### [TASK INSTRUCTIONS]
Scan the entries below. List each line with "Dokumente".

* Begin *

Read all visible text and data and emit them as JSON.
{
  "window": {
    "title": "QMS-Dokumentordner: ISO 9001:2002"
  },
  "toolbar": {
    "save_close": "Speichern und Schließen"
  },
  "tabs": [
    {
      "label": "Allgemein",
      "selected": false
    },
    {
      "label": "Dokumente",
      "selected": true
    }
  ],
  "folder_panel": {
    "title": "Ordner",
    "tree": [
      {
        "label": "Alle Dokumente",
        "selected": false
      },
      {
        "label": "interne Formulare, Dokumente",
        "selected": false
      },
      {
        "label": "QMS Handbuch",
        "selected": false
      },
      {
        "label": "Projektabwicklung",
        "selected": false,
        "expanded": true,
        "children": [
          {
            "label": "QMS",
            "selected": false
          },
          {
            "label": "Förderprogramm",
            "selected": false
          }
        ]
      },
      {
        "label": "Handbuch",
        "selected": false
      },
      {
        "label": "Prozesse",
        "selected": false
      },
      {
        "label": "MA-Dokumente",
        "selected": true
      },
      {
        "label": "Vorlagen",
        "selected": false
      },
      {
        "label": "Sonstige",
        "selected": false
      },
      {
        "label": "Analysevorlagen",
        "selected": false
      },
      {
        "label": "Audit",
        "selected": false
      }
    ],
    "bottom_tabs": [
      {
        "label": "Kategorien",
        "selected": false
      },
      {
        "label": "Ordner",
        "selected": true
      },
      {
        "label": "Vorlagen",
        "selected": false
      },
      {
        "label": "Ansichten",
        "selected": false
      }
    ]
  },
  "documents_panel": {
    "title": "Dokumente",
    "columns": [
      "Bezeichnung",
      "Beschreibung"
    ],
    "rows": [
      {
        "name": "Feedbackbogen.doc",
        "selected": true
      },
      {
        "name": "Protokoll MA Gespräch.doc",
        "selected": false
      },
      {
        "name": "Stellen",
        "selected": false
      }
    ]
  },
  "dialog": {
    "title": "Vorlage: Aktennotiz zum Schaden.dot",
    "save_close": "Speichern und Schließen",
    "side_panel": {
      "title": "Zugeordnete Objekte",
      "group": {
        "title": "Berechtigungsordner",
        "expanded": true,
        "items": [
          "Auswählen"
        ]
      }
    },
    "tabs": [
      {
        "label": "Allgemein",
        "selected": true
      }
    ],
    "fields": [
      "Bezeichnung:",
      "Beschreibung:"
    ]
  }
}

* End *

### [TASK SOLUTION]
      "label": "Dokumente",
        "label": "Alle Dokumente",
        "label": "interne Formulare, Dokumente",
        "label": "MA-Dokumente",
    "title": "Dokumente",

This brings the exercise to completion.